* **What you have to do**: Rewrite the listing below with "divider" replaced by "separator" wherever it occurs, keeping everything else the same.

* **Annotated region listings**:
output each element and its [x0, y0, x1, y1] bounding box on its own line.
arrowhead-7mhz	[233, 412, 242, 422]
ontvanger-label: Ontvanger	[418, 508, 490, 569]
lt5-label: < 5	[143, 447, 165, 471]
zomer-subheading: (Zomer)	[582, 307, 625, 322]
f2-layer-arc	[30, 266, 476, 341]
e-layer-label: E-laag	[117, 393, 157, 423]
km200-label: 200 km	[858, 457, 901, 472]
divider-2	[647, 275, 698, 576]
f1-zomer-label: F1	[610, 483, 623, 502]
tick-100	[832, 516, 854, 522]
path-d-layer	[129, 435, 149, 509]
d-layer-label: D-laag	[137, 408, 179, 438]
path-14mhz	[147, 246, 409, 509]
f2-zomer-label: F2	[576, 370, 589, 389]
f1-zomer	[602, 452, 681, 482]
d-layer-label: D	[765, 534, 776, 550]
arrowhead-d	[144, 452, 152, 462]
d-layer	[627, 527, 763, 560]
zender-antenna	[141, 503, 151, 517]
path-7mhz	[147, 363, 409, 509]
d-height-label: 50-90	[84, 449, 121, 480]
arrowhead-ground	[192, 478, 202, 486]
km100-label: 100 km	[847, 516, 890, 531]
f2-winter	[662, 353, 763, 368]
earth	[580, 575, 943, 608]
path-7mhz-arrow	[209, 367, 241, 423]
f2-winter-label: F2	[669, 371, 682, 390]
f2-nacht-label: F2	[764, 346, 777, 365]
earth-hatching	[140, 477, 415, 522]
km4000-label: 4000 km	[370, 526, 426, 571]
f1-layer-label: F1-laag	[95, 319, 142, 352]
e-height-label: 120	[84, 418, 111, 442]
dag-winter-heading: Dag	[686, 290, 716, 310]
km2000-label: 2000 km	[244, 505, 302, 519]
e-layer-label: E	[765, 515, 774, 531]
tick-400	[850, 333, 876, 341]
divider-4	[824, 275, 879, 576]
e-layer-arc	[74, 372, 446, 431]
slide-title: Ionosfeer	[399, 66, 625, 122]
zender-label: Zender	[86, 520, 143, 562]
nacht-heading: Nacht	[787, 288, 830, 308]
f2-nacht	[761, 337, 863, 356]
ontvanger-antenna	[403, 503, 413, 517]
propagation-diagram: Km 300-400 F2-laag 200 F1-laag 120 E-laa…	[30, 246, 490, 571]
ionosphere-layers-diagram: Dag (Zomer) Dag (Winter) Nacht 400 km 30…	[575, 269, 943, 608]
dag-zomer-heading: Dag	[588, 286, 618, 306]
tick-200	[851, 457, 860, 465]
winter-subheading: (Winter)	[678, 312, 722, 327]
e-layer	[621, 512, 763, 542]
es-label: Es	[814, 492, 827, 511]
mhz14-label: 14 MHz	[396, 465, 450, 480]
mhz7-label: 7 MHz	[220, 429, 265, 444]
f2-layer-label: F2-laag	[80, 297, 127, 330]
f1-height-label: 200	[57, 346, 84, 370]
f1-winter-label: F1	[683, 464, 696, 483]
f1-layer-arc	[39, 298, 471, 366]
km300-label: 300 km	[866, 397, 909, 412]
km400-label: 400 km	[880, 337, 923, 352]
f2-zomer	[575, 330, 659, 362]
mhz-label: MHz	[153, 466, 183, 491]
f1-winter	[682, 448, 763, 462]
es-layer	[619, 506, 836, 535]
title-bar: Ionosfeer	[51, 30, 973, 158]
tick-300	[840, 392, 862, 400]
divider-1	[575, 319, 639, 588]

* **Full response**:
output each element and its [x0, y0, x1, y1] bounding box on its own line.
arrowhead-7mhz	[233, 412, 242, 422]
ontvanger-label: Ontvanger	[418, 508, 490, 569]
lt5-label: < 5	[143, 447, 165, 471]
zomer-subheading: (Zomer)	[582, 307, 625, 322]
f2-layer-arc	[30, 266, 476, 341]
e-layer-label: E-laag	[117, 393, 157, 423]
km200-label: 200 km	[858, 457, 901, 472]
separator-2	[647, 275, 698, 576]
f1-zomer-label: F1	[610, 483, 623, 502]
tick-100	[832, 516, 854, 522]
path-d-layer	[129, 435, 149, 509]
d-layer-label: D-laag	[137, 408, 179, 438]
path-14mhz	[147, 246, 409, 509]
f2-zomer-label: F2	[576, 370, 589, 389]
f1-zomer	[602, 452, 681, 482]
d-layer-label: D	[765, 534, 776, 550]
arrowhead-d	[144, 452, 152, 462]
d-layer	[627, 527, 763, 560]
zender-antenna	[141, 503, 151, 517]
path-7mhz	[147, 363, 409, 509]
d-height-label: 50-90	[84, 449, 121, 480]
arrowhead-ground	[192, 478, 202, 486]
km100-label: 100 km	[847, 516, 890, 531]
f2-winter	[662, 353, 763, 368]
earth	[580, 575, 943, 608]
path-7mhz-arrow	[209, 367, 241, 423]
f2-winter-label: F2	[669, 371, 682, 390]
f2-nacht-label: F2	[764, 346, 777, 365]
earth-hatching	[140, 477, 415, 522]
km4000-label: 4000 km	[370, 526, 426, 571]
f1-layer-label: F1-laag	[95, 319, 142, 352]
e-height-label: 120	[84, 418, 111, 442]
dag-winter-heading: Dag	[686, 290, 716, 310]
km2000-label: 2000 km	[244, 505, 302, 519]
e-layer-label: E	[765, 515, 774, 531]
tick-400	[850, 333, 876, 341]
separator-4	[824, 275, 879, 576]
e-layer-arc	[74, 372, 446, 431]
slide-title: Ionosfeer	[399, 66, 625, 122]
zender-label: Zender	[86, 520, 143, 562]
nacht-heading: Nacht	[787, 288, 830, 308]
f2-nacht	[761, 337, 863, 356]
ontvanger-antenna	[403, 503, 413, 517]
propagation-diagram: Km 300-400 F2-laag 200 F1-laag 120 E-laa…	[30, 246, 490, 571]
ionosphere-layers-diagram: Dag (Zomer) Dag (Winter) Nacht 400 km 30…	[575, 269, 943, 608]
dag-zomer-heading: Dag	[588, 286, 618, 306]
tick-200	[851, 457, 860, 465]
winter-subheading: (Winter)	[678, 312, 722, 327]
e-layer	[621, 512, 763, 542]
es-label: Es	[814, 492, 827, 511]
mhz14-label: 14 MHz	[396, 465, 450, 480]
mhz7-label: 7 MHz	[220, 429, 265, 444]
f2-layer-label: F2-laag	[80, 297, 127, 330]
f1-height-label: 200	[57, 346, 84, 370]
f1-winter-label: F1	[683, 464, 696, 483]
f1-layer-arc	[39, 298, 471, 366]
km300-label: 300 km	[866, 397, 909, 412]
km400-label: 400 km	[880, 337, 923, 352]
f2-zomer	[575, 330, 659, 362]
mhz-label: MHz	[153, 466, 183, 491]
f1-winter	[682, 448, 763, 462]
es-layer	[619, 506, 836, 535]
title-bar: Ionosfeer	[51, 30, 973, 158]
tick-300	[840, 392, 862, 400]
separator-1	[575, 319, 639, 588]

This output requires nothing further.